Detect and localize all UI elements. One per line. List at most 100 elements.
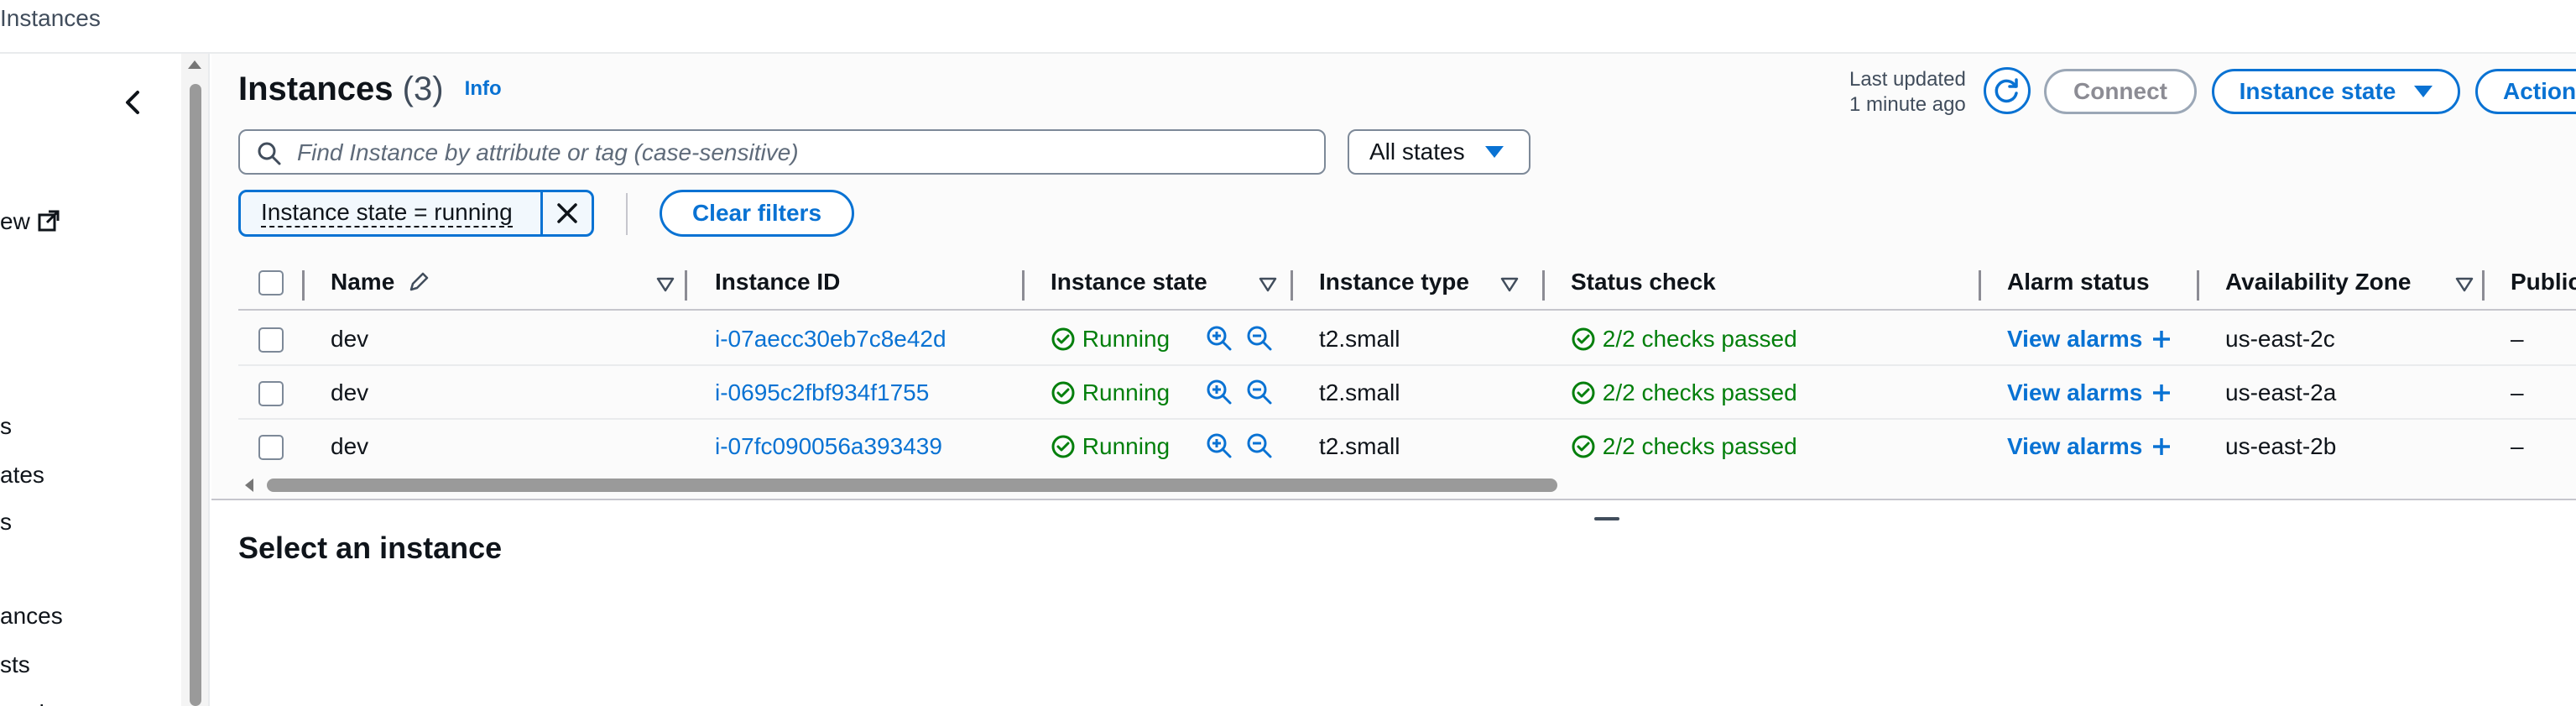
status-text: 2/2 checks passed [1602,379,1797,405]
zoom-out-icon[interactable] [1245,378,1274,406]
cell-status-check: 2/2 checks passed [1571,326,1797,353]
clear-filters-button[interactable]: Clear filters [660,190,854,237]
view-alarms-label: View alarms [2007,326,2143,352]
column-resizer[interactable] [1979,270,1981,301]
row-checkbox[interactable] [258,327,284,353]
sidebar-item[interactable]: ances [0,603,63,630]
view-alarms-link[interactable]: View alarms [2007,326,2174,353]
cell-availability-zone: us-east-2a [2225,379,2337,405]
cell-instance-state: Running [1051,433,1170,460]
column-resizer[interactable] [1291,270,1293,301]
cell-availability-zone: us-east-2b [2225,433,2337,459]
title-text: Instances [238,71,394,107]
cell-status-check: 2/2 checks passed [1571,433,1797,460]
sort-icon[interactable] [1500,277,1519,292]
scroll-up-arrow[interactable] [188,60,201,69]
split-panel-resize-handle[interactable] [1594,517,1619,520]
state-text: Running [1082,433,1171,459]
sidebar-item[interactable]: ates [0,462,44,489]
instance-state-button[interactable]: Instance state [2212,69,2460,114]
vertical-scrollbar[interactable] [181,54,210,706]
column-resizer[interactable] [2482,270,2485,301]
zoom-out-icon[interactable] [1245,324,1274,353]
scrollbar-thumb[interactable] [267,479,1557,492]
row-checkbox[interactable] [258,435,284,460]
column-resizer[interactable] [1022,270,1025,301]
table-row[interactable]: dev i-0695c2fbf934f1755 Running t2.small… [238,366,2576,420]
plus-icon [2153,438,2171,455]
plus-icon [2153,384,2171,401]
divider [626,193,628,235]
states-select[interactable]: All states [1348,129,1530,175]
cell-name: dev [331,326,369,352]
table-row[interactable]: dev i-07aecc30eb7c8e42d Running t2.small… [238,312,2576,366]
split-panel-title: Select an instance [238,531,503,565]
table-row[interactable]: dev i-07fc090056a393439 Running t2.small… [238,420,2576,473]
column-resizer[interactable] [1542,270,1545,301]
cell-status-check: 2/2 checks passed [1571,379,1797,406]
connect-button[interactable]: Connect [2044,69,2197,114]
page-title: Instances (3) Info [238,71,502,108]
filter-token-label[interactable]: Instance state = running [241,192,544,234]
view-alarms-label: View alarms [2007,379,2143,405]
sidebar-item[interactable]: s [0,509,12,536]
sidebar-item-dashboard[interactable]: ew [0,208,60,235]
cell-instance-state: Running [1051,379,1170,406]
last-updated-time: 1 minute ago [1849,93,1966,116]
refresh-button[interactable] [1984,67,2031,114]
side-navigation: ew s ates s ances sts rvations [0,54,181,706]
sidebar-item[interactable]: s [0,413,12,440]
column-header-public-dns[interactable]: Public IPv4 DNS [2511,269,2576,295]
actions-button-label: Actions [2503,78,2576,104]
cell-instance-type: t2.small [1319,326,1400,352]
check-circle-icon [1051,327,1075,351]
states-select-value: All states [1369,139,1465,165]
edit-icon [409,272,429,291]
column-header-instance-id[interactable]: Instance ID [715,269,840,295]
column-header-instance-type[interactable]: Instance type [1319,269,1469,295]
column-resizer[interactable] [302,270,305,301]
column-resizer[interactable] [2197,270,2199,301]
select-all-checkbox[interactable] [258,270,284,295]
column-header-label: Name [331,269,395,295]
zoom-in-icon[interactable] [1205,431,1233,460]
instance-state-button-label: Instance state [2239,78,2396,104]
check-circle-icon [1572,327,1595,351]
column-header-instance-state[interactable]: Instance state [1051,269,1207,295]
refresh-icon [1995,78,2018,103]
column-header-availability-zone[interactable]: Availability Zone [2225,269,2411,295]
chevron-left-icon[interactable] [117,86,151,119]
sidebar-item[interactable]: rvations [0,700,82,706]
sort-icon[interactable] [1259,277,1277,292]
cell-name: dev [331,433,369,459]
column-header-name[interactable]: Name [331,269,431,295]
column-header-alarm-status[interactable]: Alarm status [2007,269,2150,295]
search-field[interactable] [238,129,1326,175]
instance-id-link[interactable]: i-07fc090056a393439 [715,433,942,460]
sort-icon[interactable] [656,277,675,292]
breadcrumb-current: Instances [0,5,101,31]
filter-token-dismiss[interactable] [543,192,592,234]
cell-instance-type: t2.small [1319,379,1400,405]
zoom-out-icon[interactable] [1245,431,1274,460]
scrollbar-thumb[interactable] [190,84,201,706]
external-link-icon [38,210,60,232]
horizontal-scrollbar[interactable] [211,477,2576,494]
cell-availability-zone: us-east-2c [2225,326,2335,352]
view-alarms-link[interactable]: View alarms [2007,379,2174,406]
sidebar-item[interactable]: sts [0,651,30,678]
instance-id-link[interactable]: i-07aecc30eb7c8e42d [715,326,946,353]
search-input[interactable] [297,138,1304,168]
column-resizer[interactable] [685,270,687,301]
sort-icon[interactable] [2455,277,2474,292]
instance-id-link[interactable]: i-0695c2fbf934f1755 [715,379,929,406]
info-link[interactable]: Info [465,77,502,100]
view-alarms-link[interactable]: View alarms [2007,433,2174,460]
actions-button[interactable]: Actions [2475,69,2576,114]
filter-token[interactable]: Instance state = running [238,190,594,237]
column-header-status-check[interactable]: Status check [1571,269,1716,295]
zoom-in-icon[interactable] [1205,378,1233,406]
zoom-in-icon[interactable] [1205,324,1233,353]
row-checkbox[interactable] [258,381,284,406]
scroll-left-arrow[interactable] [245,479,253,492]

### Objective
Rewrite every line of the records above as a numbered list, skipping blank lines and leaving out the picture.

### Exercise output
1. Detect and localize all UI elements. One per line. List at most 100 elements.
2. status-text: 2/2 checks passed [1602,379,1797,405]
3. zoom-out-icon[interactable] [1245,378,1274,406]
4. cell-status-check: 2/2 checks passed [1571,326,1797,353]
5. clear-filters-button[interactable]: Clear filters [660,190,854,237]
6. view-alarms-label: View alarms [2007,326,2143,352]
7. column-resizer[interactable] [1979,270,1981,301]
8. row-checkbox[interactable] [258,327,284,353]
9. sidebar-item[interactable]: ances [0,603,63,630]
10. view-alarms-link[interactable]: View alarms [2007,326,2174,353]
11. cell-availability-zone: us-east-2a [2225,379,2337,405]
12. cell-instance-state: Running [1051,433,1170,460]
13. column-resizer[interactable] [1291,270,1293,301]
14. cell-availability-zone: us-east-2b [2225,433,2337,459]
15. title-text: Instances [238,71,394,107]
16. cell-status-check: 2/2 checks passed [1571,433,1797,460]
17. sort-icon[interactable] [1500,277,1519,292]
18. scroll-up-arrow[interactable] [188,60,201,69]
19. split-panel-resize-handle[interactable] [1594,517,1619,520]
20. state-text: Running [1082,433,1171,459]
21. sidebar-item[interactable]: ates [0,462,44,489]
22. instance-state-button[interactable]: Instance state [2212,69,2460,114]
23. vertical-scrollbar[interactable] [181,54,210,706]
24. column-resizer[interactable] [2482,270,2485,301]
25. zoom-out-icon[interactable] [1245,324,1274,353]
26. scrollbar-thumb[interactable] [267,479,1557,492]
27. row-checkbox[interactable] [258,435,284,460]
28. column-resizer[interactable] [1022,270,1025,301]
29. table-row[interactable]: dev i-0695c2fbf934f1755 Running t2.small… [238,366,2576,420]
30. plus-icon [2153,438,2171,455]
31. plus-icon [2153,384,2171,401]
32. divider [626,193,628,235]
33. states-select[interactable]: All states [1348,129,1530,175]
34. cell-name: dev [331,326,369,352]
35. table-row[interactable]: dev i-07aecc30eb7c8e42d Running t2.small… [238,312,2576,366]
36. split-panel-title: Select an instance [238,531,503,565]
37. table-row[interactable]: dev i-07fc090056a393439 Running t2.small… [238,420,2576,473]
38. column-resizer[interactable] [1542,270,1545,301]
39. cell-status-check: 2/2 checks passed [1571,379,1797,406]
40. connect-button[interactable]: Connect [2044,69,2197,114]
41. page-title: Instances (3) Info [238,71,502,108]
42. filter-token-label[interactable]: Instance state = running [241,192,544,234]
43. view-alarms-label: View alarms [2007,379,2143,405]
44. sidebar-item[interactable]: s [0,509,12,536]
45. sidebar-item-dashboard[interactable]: ew [0,208,60,235]
46. cell-instance-state: Running [1051,379,1170,406]
47. last-updated-time: 1 minute ago [1849,93,1966,116]
48. refresh-button[interactable] [1984,67,2031,114]
49. side-navigation: ew s ates s ances sts rvations [0,54,181,706]
50. sidebar-item[interactable]: s [0,413,12,440]
51. column-header-public-dns[interactable]: Public IPv4 DNS [2511,269,2576,295]
52. actions-button-label: Actions [2503,78,2576,104]
53. cell-instance-type: t2.small [1319,326,1400,352]
54. check-circle-icon [1051,327,1075,351]
55. states-select-value: All states [1369,139,1465,165]
56. edit-icon [409,272,429,291]
57. column-header-instance-id[interactable]: Instance ID [715,269,840,295]
58. column-header-instance-type[interactable]: Instance type [1319,269,1469,295]
59. column-resizer[interactable] [302,270,305,301]
60. column-resizer[interactable] [2197,270,2199,301]
61. select-all-checkbox[interactable] [258,270,284,295]
62. column-header-label: Name [331,269,395,295]
63. zoom-in-icon[interactable] [1205,431,1233,460]
64. instance-state-button-label: Instance state [2239,78,2396,104]
65. check-circle-icon [1572,327,1595,351]
66. column-header-instance-state[interactable]: Instance state [1051,269,1207,295]
67. refresh-icon [1995,78,2018,103]
68. column-header-availability-zone[interactable]: Availability Zone [2225,269,2411,295]
69. chevron-left-icon[interactable] [117,86,151,119]
70. sidebar-item[interactable]: rvations [0,700,82,706]
71. sort-icon[interactable] [1259,277,1277,292]
72. cell-name: dev [331,433,369,459]
73. column-header-name[interactable]: Name [331,269,431,295]
74. column-header-alarm-status[interactable]: Alarm status [2007,269,2150,295]
75. search-field[interactable] [238,129,1326,175]
76. instance-id-link[interactable]: i-07fc090056a393439 [715,433,942,460]
77. sort-icon[interactable] [656,277,675,292]
78. breadcrumb-current: Instances [0,5,101,31]
79. filter-token-dismiss[interactable] [543,192,592,234]
80. cell-instance-type: t2.small [1319,379,1400,405]
81. zoom-out-icon[interactable] [1245,431,1274,460]
82. scrollbar-thumb[interactable] [190,84,201,706]
83. external-link-icon [38,210,60,232]
84. horizontal-scrollbar[interactable] [211,477,2576,494]
85. cell-availability-zone: us-east-2c [2225,326,2335,352]
86. view-alarms-link[interactable]: View alarms [2007,379,2174,406]
87. sidebar-item[interactable]: sts [0,651,30,678]
88. instance-id-link[interactable]: i-07aecc30eb7c8e42d [715,326,946,353]
89. search-input[interactable] [297,138,1304,168]
90. column-resizer[interactable] [685,270,687,301]
91. sort-icon[interactable] [2455,277,2474,292]
92. instance-id-link[interactable]: i-0695c2fbf934f1755 [715,379,929,406]
93. info-link[interactable]: Info [465,77,502,100]
94. view-alarms-link[interactable]: View alarms [2007,433,2174,460]
95. actions-button[interactable]: Actions [2475,69,2576,114]
96. filter-token[interactable]: Instance state = running [238,190,594,237]
97. column-header-status-check[interactable]: Status check [1571,269,1716,295]
98. zoom-in-icon[interactable] [1205,378,1233,406]
99. zoom-in-icon[interactable] [1205,324,1233,353]
100. row-checkbox[interactable] [258,381,284,406]
101. scroll-left-arrow[interactable] [245,479,253,492]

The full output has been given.